### Exercise instructions
Output each line of the material exactly as it stands.

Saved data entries
** begin **
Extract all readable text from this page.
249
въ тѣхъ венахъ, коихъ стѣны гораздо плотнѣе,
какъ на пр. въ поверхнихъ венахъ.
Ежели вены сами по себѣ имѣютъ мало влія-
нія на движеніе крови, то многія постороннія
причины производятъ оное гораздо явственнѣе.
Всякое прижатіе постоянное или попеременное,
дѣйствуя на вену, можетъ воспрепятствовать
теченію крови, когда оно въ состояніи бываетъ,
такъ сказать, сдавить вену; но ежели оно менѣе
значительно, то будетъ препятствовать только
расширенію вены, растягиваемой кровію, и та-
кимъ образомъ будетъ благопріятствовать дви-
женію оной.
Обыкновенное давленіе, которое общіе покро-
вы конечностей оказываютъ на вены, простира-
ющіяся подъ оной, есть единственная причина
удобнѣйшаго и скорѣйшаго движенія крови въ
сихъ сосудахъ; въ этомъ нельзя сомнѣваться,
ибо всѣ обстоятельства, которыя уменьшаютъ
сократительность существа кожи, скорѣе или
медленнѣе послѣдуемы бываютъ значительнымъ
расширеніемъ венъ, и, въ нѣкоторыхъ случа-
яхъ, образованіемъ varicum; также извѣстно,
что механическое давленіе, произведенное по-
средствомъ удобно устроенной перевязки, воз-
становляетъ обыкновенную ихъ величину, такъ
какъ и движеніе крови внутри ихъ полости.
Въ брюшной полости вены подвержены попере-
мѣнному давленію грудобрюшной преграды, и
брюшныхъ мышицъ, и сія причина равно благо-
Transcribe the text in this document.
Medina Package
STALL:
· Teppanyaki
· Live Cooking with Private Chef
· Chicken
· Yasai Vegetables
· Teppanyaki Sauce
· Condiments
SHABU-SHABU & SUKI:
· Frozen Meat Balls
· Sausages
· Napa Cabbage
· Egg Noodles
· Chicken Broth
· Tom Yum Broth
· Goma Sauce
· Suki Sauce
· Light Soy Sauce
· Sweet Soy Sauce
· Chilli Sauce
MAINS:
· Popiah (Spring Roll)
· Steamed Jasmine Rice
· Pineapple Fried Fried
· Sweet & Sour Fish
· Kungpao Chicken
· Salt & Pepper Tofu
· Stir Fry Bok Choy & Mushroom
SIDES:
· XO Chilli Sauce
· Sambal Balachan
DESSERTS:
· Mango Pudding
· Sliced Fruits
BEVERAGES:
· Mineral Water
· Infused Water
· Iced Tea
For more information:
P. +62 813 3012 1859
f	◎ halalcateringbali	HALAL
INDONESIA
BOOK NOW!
** end **
### Problem solution
Extract all readable text from this page.
249
въ тѣхъ венахъ, коихъ стѣны гораздо плотнѣе,
какъ на пр. въ поверхнихъ венахъ.
Ежели вены сами по себѣ имѣютъ мало влія-
нія на движеніе крови, то многія постороннія
причины производятъ оное гораздо явственнѣе.
Всякое прижатіе постоянное или попеременное,
дѣйствуя на вену, можетъ воспрепятствовать
теченію крови, когда оно въ состояніи бываетъ,
такъ сказать, сдавить вену; но ежели оно менѣе
значительно, то будетъ препятствовать только
расширенію вены, растягиваемой кровію, и та-
кимъ образомъ будетъ благопріятствовать дви-
женію оной.
Обыкновенное давленіе, которое общіе покро-
вы конечностей оказываютъ на вены, простира-
ющіяся подъ оной, есть единственная причина
удобнѣйшаго и скорѣйшаго движенія крови въ
сихъ сосудахъ; въ этомъ нельзя сомнѣваться,
ибо всѣ обстоятельства, которыя уменьшаютъ
сократительность существа кожи, скорѣе или
медленнѣе послѣдуемы бываютъ значительнымъ
расширеніемъ венъ, и, въ нѣкоторыхъ случа-
яхъ, образованіемъ varicum; также извѣстно,
что механическое давленіе, произведенное по-
средствомъ удобно устроенной перевязки, воз-
становляетъ обыкновенную ихъ величину, такъ
какъ и движеніе крови внутри ихъ полости.
Въ брюшной полости вены подвержены попере-
мѣнному давленію грудобрюшной преграды, и
брюшныхъ мышицъ, и сія причина равно благо-
Transcribe the text in this document.
Medina Package
STALL:
· Teppanyaki
· Live Cooking with Private Chef
· Chicken
· Yasai Vegetables
· Teppanyaki Sauce
· Condiments
SHABU-SHABU & SUKI:
· Frozen Meat Balls
· Sausages
· Napa Cabbage
· Egg Noodles
· Chicken Broth
· Tom Yum Broth
· Goma Sauce
· Suki Sauce
· Light Soy Sauce
· Sweet Soy Sauce
· Chilli Sauce
MAINS:
· Popiah (Spring Roll)
· Steamed Jasmine Rice
· Pineapple Fried Fried
· Sweet & Sour Fish
· Kungpao Chicken
· Salt & Pepper Tofu
· Stir Fry Bok Choy & Mushroom
SIDES:
· XO Chilli Sauce
· Sambal Balachan
DESSERTS:
· Mango Pudding
· Sliced Fruits
BEVERAGES:
· Mineral Water
· Infused Water
· Iced Tea
For more information:
P. +62 813 3012 1859
f	◎ halalcateringbali	HALAL
INDONESIA
BOOK NOW!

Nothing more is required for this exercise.